» The task
Your task is to give the data again, exactly, with every line intact.

» Exercise material
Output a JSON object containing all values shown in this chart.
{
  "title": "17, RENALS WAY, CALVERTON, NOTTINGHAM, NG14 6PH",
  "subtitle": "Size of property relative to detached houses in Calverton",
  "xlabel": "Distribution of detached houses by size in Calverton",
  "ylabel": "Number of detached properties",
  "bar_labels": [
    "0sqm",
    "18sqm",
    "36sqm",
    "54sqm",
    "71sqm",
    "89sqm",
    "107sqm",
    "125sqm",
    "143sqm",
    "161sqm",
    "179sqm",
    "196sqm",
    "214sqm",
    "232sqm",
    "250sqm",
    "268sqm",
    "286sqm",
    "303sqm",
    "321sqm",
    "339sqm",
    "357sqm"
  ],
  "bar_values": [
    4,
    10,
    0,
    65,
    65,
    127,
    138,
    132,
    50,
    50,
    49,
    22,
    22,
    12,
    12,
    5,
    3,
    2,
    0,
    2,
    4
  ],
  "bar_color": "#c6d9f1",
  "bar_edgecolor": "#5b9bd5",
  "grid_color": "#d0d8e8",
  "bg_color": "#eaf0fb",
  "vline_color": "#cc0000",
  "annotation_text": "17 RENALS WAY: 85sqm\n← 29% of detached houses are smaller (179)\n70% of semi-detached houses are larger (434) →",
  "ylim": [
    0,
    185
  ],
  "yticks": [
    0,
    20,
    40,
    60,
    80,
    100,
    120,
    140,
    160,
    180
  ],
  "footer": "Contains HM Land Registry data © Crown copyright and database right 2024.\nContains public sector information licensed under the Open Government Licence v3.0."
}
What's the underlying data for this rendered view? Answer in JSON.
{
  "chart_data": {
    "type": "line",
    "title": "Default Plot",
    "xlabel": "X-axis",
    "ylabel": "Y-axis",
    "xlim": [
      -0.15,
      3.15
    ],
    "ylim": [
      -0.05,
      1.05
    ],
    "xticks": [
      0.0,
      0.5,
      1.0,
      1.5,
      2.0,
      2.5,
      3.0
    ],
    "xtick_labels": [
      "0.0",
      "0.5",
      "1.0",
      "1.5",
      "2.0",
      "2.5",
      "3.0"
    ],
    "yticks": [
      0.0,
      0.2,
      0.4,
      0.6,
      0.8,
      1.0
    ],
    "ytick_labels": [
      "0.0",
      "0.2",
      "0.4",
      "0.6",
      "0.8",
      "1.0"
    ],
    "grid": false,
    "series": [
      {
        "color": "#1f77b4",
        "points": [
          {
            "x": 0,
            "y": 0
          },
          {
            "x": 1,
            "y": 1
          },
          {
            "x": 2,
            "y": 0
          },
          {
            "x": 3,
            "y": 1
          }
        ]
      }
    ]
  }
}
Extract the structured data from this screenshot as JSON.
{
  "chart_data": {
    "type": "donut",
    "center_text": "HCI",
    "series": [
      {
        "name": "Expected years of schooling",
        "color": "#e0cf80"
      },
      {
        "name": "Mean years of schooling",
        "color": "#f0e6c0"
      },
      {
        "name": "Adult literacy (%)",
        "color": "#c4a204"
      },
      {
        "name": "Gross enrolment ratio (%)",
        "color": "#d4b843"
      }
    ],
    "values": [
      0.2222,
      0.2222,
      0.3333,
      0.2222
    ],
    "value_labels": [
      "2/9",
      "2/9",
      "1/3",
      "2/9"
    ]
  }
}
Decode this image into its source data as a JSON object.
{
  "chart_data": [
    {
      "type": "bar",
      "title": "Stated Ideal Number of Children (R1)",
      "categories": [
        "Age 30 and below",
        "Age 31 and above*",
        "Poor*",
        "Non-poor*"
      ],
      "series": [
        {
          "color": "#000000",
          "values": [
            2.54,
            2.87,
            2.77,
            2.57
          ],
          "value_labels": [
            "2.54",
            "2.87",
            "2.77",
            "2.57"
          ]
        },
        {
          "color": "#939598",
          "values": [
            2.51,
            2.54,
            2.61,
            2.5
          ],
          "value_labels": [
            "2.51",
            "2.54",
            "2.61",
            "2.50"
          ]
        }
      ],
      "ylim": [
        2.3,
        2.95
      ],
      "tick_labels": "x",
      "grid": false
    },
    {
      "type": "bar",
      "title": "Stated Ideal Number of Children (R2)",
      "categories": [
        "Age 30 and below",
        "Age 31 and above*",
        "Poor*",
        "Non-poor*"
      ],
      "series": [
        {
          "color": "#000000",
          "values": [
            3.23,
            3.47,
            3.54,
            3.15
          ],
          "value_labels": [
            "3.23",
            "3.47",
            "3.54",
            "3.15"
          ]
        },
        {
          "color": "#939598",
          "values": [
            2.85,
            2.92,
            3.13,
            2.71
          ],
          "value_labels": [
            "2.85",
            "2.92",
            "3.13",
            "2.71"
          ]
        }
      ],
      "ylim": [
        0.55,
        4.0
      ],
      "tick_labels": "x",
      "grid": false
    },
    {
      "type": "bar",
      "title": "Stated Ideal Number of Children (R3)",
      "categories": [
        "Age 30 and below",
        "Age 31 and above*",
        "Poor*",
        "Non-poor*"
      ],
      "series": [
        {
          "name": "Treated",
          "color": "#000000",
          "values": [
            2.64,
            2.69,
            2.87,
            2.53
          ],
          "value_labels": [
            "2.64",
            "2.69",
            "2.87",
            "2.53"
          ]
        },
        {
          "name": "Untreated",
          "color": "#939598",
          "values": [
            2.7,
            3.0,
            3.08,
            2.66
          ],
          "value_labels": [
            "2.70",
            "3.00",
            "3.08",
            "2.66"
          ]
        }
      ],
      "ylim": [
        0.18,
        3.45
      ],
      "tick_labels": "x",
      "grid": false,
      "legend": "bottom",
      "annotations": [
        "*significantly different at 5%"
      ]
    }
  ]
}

» The solution
Output a JSON object containing all values shown in this chart.
{
  "title": "17, RENALS WAY, CALVERTON, NOTTINGHAM, NG14 6PH",
  "subtitle": "Size of property relative to detached houses in Calverton",
  "xlabel": "Distribution of detached houses by size in Calverton",
  "ylabel": "Number of detached properties",
  "bar_labels": [
    "0sqm",
    "18sqm",
    "36sqm",
    "54sqm",
    "71sqm",
    "89sqm",
    "107sqm",
    "125sqm",
    "143sqm",
    "161sqm",
    "179sqm",
    "196sqm",
    "214sqm",
    "232sqm",
    "250sqm",
    "268sqm",
    "286sqm",
    "303sqm",
    "321sqm",
    "339sqm",
    "357sqm"
  ],
  "bar_values": [
    4,
    10,
    0,
    65,
    65,
    127,
    138,
    132,
    50,
    50,
    49,
    22,
    22,
    12,
    12,
    5,
    3,
    2,
    0,
    2,
    4
  ],
  "bar_color": "#c6d9f1",
  "bar_edgecolor": "#5b9bd5",
  "grid_color": "#d0d8e8",
  "bg_color": "#eaf0fb",
  "vline_color": "#cc0000",
  "annotation_text": "17 RENALS WAY: 85sqm\n← 29% of detached houses are smaller (179)\n70% of semi-detached houses are larger (434) →",
  "ylim": [
    0,
    185
  ],
  "yticks": [
    0,
    20,
    40,
    60,
    80,
    100,
    120,
    140,
    160,
    180
  ],
  "footer": "Contains HM Land Registry data © Crown copyright and database right 2024.\nContains public sector information licensed under the Open Government Licence v3.0."
}
What's the underlying data for this rendered view? Answer in JSON.
{
  "chart_data": {
    "type": "line",
    "title": "Default Plot",
    "xlabel": "X-axis",
    "ylabel": "Y-axis",
    "xlim": [
      -0.15,
      3.15
    ],
    "ylim": [
      -0.05,
      1.05
    ],
    "xticks": [
      0.0,
      0.5,
      1.0,
      1.5,
      2.0,
      2.5,
      3.0
    ],
    "xtick_labels": [
      "0.0",
      "0.5",
      "1.0",
      "1.5",
      "2.0",
      "2.5",
      "3.0"
    ],
    "yticks": [
      0.0,
      0.2,
      0.4,
      0.6,
      0.8,
      1.0
    ],
    "ytick_labels": [
      "0.0",
      "0.2",
      "0.4",
      "0.6",
      "0.8",
      "1.0"
    ],
    "grid": false,
    "series": [
      {
        "color": "#1f77b4",
        "points": [
          {
            "x": 0,
            "y": 0
          },
          {
            "x": 1,
            "y": 1
          },
          {
            "x": 2,
            "y": 0
          },
          {
            "x": 3,
            "y": 1
          }
        ]
      }
    ]
  }
}
Extract the structured data from this screenshot as JSON.
{
  "chart_data": {
    "type": "donut",
    "center_text": "HCI",
    "series": [
      {
        "name": "Expected years of schooling",
        "color": "#e0cf80"
      },
      {
        "name": "Mean years of schooling",
        "color": "#f0e6c0"
      },
      {
        "name": "Adult literacy (%)",
        "color": "#c4a204"
      },
      {
        "name": "Gross enrolment ratio (%)",
        "color": "#d4b843"
      }
    ],
    "values": [
      0.2222,
      0.2222,
      0.3333,
      0.2222
    ],
    "value_labels": [
      "2/9",
      "2/9",
      "1/3",
      "2/9"
    ]
  }
}
Decode this image into its source data as a JSON object.
{
  "chart_data": [
    {
      "type": "bar",
      "title": "Stated Ideal Number of Children (R1)",
      "categories": [
        "Age 30 and below",
        "Age 31 and above*",
        "Poor*",
        "Non-poor*"
      ],
      "series": [
        {
          "color": "#000000",
          "values": [
            2.54,
            2.87,
            2.77,
            2.57
          ],
          "value_labels": [
            "2.54",
            "2.87",
            "2.77",
            "2.57"
          ]
        },
        {
          "color": "#939598",
          "values": [
            2.51,
            2.54,
            2.61,
            2.5
          ],
          "value_labels": [
            "2.51",
            "2.54",
            "2.61",
            "2.50"
          ]
        }
      ],
      "ylim": [
        2.3,
        2.95
      ],
      "tick_labels": "x",
      "grid": false
    },
    {
      "type": "bar",
      "title": "Stated Ideal Number of Children (R2)",
      "categories": [
        "Age 30 and below",
        "Age 31 and above*",
        "Poor*",
        "Non-poor*"
      ],
      "series": [
        {
          "color": "#000000",
          "values": [
            3.23,
            3.47,
            3.54,
            3.15
          ],
          "value_labels": [
            "3.23",
            "3.47",
            "3.54",
            "3.15"
          ]
        },
        {
          "color": "#939598",
          "values": [
            2.85,
            2.92,
            3.13,
            2.71
          ],
          "value_labels": [
            "2.85",
            "2.92",
            "3.13",
            "2.71"
          ]
        }
      ],
      "ylim": [
        0.55,
        4.0
      ],
      "tick_labels": "x",
      "grid": false
    },
    {
      "type": "bar",
      "title": "Stated Ideal Number of Children (R3)",
      "categories": [
        "Age 30 and below",
        "Age 31 and above*",
        "Poor*",
        "Non-poor*"
      ],
      "series": [
        {
          "name": "Treated",
          "color": "#000000",
          "values": [
            2.64,
            2.69,
            2.87,
            2.53
          ],
          "value_labels": [
            "2.64",
            "2.69",
            "2.87",
            "2.53"
          ]
        },
        {
          "name": "Untreated",
          "color": "#939598",
          "values": [
            2.7,
            3.0,
            3.08,
            2.66
          ],
          "value_labels": [
            "2.70",
            "3.00",
            "3.08",
            "2.66"
          ]
        }
      ],
      "ylim": [
        0.18,
        3.45
      ],
      "tick_labels": "x",
      "grid": false,
      "legend": "bottom",
      "annotations": [
        "*significantly different at 5%"
      ]
    }
  ]
}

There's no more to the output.